**Requirement:**
How many lines in the records below contain the word "right"? Answer with the number alone.

═════ Extracted data ═════

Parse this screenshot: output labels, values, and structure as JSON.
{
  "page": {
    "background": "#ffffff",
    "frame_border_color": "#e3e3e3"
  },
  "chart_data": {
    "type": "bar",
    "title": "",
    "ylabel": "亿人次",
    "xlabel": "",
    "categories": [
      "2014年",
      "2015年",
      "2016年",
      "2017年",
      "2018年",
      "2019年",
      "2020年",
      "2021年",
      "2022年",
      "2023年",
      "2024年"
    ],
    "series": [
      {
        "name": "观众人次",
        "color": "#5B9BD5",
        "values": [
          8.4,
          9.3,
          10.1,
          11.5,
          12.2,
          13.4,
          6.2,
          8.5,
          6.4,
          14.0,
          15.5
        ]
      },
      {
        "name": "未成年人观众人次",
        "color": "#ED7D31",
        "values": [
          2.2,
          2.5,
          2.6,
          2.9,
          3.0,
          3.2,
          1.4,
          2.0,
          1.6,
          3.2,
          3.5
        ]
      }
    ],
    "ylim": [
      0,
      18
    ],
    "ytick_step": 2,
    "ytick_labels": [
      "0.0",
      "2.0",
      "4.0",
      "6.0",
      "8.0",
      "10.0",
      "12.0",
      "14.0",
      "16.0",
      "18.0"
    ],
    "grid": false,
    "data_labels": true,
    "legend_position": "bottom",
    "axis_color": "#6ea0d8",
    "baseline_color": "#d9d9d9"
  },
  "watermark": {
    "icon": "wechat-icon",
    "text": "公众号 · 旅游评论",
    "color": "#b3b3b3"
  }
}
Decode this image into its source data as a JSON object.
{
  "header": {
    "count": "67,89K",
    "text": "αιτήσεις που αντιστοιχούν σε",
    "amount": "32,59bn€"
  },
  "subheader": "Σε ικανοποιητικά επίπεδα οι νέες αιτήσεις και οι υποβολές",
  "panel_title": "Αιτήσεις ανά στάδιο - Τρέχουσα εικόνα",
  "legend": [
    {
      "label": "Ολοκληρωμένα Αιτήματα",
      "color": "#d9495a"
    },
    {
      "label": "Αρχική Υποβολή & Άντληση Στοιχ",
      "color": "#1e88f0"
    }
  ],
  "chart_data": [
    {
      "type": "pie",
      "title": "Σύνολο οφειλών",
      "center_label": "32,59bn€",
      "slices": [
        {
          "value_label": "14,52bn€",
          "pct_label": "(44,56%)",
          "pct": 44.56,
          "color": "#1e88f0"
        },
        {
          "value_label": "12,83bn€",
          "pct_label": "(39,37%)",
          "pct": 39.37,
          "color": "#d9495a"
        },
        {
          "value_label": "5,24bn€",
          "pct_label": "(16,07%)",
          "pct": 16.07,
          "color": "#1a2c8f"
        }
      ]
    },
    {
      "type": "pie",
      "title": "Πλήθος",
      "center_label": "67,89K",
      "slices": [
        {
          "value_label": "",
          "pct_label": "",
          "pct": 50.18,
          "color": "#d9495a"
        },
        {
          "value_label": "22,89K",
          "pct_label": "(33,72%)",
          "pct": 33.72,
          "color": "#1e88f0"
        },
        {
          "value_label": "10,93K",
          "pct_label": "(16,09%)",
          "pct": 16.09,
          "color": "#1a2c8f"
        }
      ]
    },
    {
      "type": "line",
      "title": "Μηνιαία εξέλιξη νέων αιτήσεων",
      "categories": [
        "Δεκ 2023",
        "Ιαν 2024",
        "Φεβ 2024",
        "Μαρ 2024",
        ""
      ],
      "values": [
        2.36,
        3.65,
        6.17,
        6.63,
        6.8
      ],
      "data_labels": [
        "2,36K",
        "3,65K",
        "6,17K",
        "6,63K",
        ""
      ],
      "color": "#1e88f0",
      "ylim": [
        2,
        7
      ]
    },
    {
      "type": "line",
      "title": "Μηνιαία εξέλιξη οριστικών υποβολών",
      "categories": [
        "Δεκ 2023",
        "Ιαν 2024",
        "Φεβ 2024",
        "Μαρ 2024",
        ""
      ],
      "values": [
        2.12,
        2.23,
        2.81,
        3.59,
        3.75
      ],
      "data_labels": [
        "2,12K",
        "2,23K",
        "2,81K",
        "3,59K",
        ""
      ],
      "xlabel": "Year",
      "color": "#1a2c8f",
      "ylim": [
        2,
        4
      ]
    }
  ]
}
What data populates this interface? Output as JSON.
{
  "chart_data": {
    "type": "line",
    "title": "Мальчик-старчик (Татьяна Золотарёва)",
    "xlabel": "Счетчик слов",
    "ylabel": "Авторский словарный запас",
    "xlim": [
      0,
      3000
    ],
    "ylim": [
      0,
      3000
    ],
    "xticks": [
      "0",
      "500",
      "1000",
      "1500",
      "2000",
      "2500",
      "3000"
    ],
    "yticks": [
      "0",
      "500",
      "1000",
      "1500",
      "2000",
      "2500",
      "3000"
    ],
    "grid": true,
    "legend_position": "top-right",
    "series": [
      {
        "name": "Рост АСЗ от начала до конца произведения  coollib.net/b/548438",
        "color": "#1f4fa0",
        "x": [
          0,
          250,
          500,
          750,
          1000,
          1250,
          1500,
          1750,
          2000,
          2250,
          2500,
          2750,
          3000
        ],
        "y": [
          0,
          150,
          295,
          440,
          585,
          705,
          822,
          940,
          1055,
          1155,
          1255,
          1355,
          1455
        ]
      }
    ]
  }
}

═════
═════ Extracted data ═════

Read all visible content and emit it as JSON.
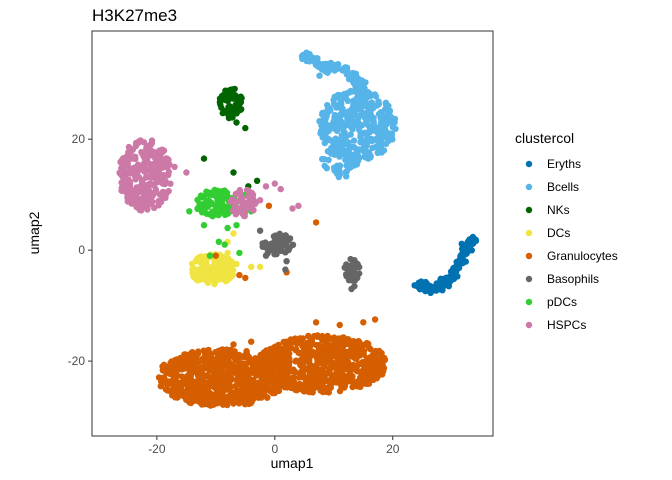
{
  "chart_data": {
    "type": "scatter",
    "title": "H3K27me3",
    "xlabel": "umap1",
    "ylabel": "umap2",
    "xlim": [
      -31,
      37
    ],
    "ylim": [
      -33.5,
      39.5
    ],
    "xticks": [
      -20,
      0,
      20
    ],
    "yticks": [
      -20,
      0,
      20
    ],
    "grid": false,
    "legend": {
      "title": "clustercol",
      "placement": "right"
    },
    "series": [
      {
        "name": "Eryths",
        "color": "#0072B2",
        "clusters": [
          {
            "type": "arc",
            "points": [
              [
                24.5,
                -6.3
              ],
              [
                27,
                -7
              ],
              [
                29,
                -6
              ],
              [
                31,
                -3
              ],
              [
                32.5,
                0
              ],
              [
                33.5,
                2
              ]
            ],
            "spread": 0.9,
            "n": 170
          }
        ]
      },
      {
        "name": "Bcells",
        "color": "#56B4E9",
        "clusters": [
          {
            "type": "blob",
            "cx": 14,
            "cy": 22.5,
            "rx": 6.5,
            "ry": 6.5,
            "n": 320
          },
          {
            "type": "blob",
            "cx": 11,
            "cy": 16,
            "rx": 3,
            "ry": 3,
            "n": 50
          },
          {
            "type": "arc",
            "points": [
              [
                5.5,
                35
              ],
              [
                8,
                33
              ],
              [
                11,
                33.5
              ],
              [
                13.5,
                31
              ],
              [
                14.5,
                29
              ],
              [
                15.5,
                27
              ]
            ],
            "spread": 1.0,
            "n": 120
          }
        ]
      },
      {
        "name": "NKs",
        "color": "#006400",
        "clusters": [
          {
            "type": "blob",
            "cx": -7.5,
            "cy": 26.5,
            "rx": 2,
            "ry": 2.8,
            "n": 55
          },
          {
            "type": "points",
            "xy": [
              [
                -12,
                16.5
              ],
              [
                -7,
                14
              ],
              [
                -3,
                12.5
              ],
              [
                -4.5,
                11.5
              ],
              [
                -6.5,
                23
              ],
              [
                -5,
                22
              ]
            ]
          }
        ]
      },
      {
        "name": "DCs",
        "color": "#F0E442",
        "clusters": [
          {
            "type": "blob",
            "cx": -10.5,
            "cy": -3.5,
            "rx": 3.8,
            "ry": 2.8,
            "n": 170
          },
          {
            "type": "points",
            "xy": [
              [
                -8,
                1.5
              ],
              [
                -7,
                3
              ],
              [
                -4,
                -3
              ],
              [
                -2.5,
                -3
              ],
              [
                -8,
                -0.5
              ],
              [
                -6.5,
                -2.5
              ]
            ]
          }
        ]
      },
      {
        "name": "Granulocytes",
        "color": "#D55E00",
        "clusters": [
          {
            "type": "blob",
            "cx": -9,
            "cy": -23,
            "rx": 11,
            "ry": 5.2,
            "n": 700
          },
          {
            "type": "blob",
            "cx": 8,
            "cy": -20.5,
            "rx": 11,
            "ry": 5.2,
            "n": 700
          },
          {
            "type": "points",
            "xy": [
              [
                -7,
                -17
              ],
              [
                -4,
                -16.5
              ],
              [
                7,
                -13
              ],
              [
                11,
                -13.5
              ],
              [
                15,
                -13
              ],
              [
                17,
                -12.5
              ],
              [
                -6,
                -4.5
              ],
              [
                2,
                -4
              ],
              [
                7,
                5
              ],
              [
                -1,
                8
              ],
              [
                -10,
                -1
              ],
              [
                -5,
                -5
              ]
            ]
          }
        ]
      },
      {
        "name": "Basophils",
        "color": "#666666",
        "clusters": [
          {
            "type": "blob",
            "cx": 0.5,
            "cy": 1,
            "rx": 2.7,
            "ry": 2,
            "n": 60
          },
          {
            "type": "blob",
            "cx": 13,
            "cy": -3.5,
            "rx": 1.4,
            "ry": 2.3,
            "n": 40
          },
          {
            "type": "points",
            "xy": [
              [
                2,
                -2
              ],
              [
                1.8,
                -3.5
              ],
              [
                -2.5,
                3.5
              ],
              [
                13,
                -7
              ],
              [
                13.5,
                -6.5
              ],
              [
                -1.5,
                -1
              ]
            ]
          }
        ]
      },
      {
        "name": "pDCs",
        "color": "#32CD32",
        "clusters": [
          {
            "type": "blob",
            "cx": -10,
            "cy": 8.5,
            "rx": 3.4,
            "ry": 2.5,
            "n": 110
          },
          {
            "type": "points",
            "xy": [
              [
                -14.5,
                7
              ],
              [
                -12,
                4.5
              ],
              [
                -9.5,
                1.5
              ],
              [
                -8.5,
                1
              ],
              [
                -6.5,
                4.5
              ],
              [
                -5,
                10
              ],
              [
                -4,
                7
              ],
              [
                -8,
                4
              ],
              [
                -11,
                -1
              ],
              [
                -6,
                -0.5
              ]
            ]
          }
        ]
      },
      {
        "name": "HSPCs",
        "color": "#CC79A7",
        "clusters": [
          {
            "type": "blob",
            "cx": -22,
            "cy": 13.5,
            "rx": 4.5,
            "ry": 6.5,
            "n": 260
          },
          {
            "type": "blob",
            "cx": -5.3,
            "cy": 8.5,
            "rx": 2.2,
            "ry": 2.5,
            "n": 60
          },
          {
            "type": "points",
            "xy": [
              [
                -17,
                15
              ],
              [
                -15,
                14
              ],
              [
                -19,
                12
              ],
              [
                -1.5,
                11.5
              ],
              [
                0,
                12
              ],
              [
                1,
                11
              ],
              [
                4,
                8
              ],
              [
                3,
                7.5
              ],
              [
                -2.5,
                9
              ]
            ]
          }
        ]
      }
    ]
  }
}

═════

**Response below:**
2